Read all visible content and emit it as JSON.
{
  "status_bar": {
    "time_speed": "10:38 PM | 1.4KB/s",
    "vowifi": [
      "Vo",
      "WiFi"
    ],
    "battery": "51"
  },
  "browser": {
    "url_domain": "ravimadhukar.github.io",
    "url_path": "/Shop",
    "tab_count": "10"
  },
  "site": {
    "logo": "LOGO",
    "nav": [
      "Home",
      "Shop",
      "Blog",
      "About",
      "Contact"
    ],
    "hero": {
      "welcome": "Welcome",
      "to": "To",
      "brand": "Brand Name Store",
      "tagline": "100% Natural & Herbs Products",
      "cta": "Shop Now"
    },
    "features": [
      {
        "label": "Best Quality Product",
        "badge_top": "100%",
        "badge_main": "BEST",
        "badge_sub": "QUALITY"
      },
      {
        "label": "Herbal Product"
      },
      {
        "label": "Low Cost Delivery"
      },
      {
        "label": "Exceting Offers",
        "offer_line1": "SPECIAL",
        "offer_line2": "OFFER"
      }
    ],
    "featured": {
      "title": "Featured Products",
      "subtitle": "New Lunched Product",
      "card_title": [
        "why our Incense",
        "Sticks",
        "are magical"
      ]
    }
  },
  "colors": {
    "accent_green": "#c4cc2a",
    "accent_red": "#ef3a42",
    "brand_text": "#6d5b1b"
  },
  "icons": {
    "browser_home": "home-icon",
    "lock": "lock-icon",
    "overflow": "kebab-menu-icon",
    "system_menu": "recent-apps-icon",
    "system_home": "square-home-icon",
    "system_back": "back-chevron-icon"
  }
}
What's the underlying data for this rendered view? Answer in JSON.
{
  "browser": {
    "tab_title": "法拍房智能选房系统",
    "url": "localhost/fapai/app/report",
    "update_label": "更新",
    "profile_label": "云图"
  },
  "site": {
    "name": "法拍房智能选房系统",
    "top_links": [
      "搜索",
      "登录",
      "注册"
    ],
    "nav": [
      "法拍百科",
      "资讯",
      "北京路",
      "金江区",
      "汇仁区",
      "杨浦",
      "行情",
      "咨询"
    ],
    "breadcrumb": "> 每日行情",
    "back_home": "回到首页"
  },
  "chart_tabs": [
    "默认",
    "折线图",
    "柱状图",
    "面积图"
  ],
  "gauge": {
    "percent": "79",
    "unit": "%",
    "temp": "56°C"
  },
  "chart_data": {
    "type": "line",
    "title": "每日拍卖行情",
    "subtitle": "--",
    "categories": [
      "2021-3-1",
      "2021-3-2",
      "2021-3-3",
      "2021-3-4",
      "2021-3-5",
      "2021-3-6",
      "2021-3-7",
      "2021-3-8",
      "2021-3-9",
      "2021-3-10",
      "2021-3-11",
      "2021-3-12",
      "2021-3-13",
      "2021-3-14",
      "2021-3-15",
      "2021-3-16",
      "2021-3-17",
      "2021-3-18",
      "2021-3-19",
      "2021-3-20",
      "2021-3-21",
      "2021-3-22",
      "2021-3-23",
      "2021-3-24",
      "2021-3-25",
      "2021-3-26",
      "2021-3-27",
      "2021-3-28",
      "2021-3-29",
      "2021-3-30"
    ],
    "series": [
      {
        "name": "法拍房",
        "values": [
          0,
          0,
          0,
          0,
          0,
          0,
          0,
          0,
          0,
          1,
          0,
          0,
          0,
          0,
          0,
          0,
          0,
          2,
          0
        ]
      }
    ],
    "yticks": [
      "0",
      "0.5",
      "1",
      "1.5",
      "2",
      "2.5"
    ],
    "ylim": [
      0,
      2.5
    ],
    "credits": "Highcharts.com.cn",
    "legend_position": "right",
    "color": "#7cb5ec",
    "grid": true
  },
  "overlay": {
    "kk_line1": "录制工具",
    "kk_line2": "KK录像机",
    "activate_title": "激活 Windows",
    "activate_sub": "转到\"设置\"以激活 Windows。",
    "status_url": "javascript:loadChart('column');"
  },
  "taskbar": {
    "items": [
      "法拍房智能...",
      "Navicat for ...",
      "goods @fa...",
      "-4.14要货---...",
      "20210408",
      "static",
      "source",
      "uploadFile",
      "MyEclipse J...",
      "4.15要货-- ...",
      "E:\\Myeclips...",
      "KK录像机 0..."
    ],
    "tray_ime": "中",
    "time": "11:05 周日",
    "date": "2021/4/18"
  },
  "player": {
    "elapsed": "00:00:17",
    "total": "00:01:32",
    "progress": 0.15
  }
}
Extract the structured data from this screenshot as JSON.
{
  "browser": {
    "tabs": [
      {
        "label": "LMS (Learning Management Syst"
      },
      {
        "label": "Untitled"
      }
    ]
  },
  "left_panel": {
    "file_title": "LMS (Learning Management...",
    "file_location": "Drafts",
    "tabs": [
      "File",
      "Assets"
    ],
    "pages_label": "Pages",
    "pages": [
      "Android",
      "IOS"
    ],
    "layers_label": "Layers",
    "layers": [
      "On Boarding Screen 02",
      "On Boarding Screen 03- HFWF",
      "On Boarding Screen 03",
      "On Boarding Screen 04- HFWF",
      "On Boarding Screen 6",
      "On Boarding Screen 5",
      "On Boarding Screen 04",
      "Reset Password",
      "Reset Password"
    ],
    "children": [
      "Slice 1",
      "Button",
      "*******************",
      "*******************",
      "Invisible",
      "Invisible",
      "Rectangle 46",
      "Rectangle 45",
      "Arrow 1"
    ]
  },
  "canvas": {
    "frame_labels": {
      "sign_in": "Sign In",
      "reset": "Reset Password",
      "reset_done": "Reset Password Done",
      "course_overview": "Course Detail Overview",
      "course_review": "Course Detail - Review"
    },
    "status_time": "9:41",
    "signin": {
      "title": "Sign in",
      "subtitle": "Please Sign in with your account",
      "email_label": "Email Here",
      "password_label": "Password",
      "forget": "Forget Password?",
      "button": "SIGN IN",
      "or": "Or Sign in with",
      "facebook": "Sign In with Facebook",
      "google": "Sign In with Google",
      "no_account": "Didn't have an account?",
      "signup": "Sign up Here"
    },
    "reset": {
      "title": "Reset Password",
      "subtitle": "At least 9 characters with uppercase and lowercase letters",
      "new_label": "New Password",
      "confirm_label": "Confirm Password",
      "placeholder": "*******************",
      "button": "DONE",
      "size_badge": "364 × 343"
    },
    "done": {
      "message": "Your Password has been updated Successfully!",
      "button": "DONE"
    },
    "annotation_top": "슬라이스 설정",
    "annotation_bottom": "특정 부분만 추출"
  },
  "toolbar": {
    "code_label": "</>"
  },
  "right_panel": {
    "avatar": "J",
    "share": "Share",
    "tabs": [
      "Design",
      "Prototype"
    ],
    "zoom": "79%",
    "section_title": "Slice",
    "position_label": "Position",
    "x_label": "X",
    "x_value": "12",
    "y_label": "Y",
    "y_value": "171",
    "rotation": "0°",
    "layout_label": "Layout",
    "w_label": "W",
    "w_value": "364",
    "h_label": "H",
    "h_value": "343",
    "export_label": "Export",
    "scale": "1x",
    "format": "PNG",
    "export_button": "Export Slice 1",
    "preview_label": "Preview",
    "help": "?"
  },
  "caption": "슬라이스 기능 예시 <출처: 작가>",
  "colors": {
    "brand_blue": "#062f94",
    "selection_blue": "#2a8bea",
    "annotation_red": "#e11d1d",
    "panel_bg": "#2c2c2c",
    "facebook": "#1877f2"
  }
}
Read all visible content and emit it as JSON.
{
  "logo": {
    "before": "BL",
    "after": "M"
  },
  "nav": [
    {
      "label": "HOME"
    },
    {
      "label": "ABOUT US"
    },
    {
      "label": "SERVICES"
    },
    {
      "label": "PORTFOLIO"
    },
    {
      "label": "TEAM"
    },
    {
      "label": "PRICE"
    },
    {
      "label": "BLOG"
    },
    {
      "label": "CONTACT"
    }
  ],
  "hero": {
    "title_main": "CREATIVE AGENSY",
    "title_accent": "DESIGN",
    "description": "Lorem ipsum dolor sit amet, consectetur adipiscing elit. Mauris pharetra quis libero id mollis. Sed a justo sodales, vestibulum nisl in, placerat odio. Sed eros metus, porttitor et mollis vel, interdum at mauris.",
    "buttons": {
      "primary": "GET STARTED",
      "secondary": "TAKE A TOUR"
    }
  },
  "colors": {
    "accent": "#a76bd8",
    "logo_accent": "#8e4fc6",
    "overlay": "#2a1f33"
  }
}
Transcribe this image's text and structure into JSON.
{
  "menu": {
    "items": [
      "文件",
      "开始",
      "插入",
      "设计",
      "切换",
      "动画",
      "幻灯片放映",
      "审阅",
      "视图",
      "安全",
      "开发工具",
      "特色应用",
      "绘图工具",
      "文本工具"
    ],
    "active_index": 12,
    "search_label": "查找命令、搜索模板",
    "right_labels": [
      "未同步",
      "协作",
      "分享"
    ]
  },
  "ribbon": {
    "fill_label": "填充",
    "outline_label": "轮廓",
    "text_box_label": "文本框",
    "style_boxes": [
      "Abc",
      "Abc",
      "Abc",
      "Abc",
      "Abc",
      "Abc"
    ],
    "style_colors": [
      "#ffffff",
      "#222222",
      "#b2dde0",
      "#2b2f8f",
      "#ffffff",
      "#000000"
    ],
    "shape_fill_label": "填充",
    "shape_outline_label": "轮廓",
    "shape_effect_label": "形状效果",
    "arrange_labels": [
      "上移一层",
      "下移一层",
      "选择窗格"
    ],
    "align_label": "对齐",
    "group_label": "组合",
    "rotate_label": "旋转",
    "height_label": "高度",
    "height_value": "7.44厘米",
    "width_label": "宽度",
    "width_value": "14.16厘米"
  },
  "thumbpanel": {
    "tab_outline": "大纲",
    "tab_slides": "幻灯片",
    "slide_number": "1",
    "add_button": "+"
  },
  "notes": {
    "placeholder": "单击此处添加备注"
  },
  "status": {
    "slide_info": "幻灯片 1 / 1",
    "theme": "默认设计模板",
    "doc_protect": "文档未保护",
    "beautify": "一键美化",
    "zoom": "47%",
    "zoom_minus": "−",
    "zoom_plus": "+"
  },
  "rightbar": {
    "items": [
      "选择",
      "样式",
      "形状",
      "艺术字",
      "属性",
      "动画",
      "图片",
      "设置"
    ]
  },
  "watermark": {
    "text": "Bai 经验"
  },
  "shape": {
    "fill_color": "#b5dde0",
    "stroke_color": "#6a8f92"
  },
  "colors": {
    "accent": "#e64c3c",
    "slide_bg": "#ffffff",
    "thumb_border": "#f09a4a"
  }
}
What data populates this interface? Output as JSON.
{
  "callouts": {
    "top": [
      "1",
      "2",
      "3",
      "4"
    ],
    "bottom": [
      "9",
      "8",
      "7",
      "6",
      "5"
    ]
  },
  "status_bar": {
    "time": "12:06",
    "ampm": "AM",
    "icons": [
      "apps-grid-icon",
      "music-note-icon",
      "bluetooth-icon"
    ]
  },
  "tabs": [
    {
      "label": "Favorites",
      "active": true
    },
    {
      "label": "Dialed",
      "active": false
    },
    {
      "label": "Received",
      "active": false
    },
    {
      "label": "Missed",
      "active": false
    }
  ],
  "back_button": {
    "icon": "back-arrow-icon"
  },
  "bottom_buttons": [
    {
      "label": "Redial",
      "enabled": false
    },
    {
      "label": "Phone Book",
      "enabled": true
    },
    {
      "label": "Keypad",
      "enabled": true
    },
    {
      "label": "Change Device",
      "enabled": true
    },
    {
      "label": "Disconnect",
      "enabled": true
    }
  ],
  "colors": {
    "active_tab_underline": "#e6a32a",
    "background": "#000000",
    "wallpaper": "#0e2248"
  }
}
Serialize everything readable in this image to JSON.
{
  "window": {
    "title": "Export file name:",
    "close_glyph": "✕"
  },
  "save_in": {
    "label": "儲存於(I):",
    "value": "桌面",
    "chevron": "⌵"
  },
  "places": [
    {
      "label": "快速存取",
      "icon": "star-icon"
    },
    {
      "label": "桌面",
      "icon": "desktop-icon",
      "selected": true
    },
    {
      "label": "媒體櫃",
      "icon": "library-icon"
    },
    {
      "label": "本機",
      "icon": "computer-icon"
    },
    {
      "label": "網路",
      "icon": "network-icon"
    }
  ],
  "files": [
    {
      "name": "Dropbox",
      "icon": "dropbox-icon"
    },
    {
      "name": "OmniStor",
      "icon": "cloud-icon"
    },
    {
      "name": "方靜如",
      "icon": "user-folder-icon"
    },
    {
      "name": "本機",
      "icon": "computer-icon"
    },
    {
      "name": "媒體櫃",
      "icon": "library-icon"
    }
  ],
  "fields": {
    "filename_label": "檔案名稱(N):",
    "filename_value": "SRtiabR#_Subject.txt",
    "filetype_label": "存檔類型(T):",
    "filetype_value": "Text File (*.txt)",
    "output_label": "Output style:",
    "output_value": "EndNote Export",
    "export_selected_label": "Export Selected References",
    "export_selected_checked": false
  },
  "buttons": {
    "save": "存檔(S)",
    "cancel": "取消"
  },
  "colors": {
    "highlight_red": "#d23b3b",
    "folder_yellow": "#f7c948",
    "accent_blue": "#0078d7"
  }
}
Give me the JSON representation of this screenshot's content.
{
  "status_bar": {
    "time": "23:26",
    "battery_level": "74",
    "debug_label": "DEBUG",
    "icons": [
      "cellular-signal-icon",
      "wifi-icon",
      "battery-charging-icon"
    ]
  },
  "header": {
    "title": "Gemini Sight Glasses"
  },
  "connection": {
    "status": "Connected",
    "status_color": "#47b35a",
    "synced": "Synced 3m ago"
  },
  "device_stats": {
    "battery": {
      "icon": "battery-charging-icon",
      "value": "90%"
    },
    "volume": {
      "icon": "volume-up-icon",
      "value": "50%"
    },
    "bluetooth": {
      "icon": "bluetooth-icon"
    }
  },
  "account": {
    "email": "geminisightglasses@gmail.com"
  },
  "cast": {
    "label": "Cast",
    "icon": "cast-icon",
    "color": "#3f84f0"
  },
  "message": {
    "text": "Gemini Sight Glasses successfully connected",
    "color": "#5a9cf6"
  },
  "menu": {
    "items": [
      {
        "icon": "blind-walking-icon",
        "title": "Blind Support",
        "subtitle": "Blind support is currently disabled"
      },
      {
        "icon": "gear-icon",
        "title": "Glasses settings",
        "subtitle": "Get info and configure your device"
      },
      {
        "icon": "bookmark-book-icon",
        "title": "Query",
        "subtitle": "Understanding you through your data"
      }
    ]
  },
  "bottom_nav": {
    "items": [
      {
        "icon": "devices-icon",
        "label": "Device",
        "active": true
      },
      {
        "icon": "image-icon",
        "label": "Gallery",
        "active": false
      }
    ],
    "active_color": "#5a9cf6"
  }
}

++++++

Exercise aim =>
Search the lines above for the string "placeholder" and copy each line that has it.

Result of this task =>
      "placeholder": "*******************",
    "placeholder": "单击此处添加备注"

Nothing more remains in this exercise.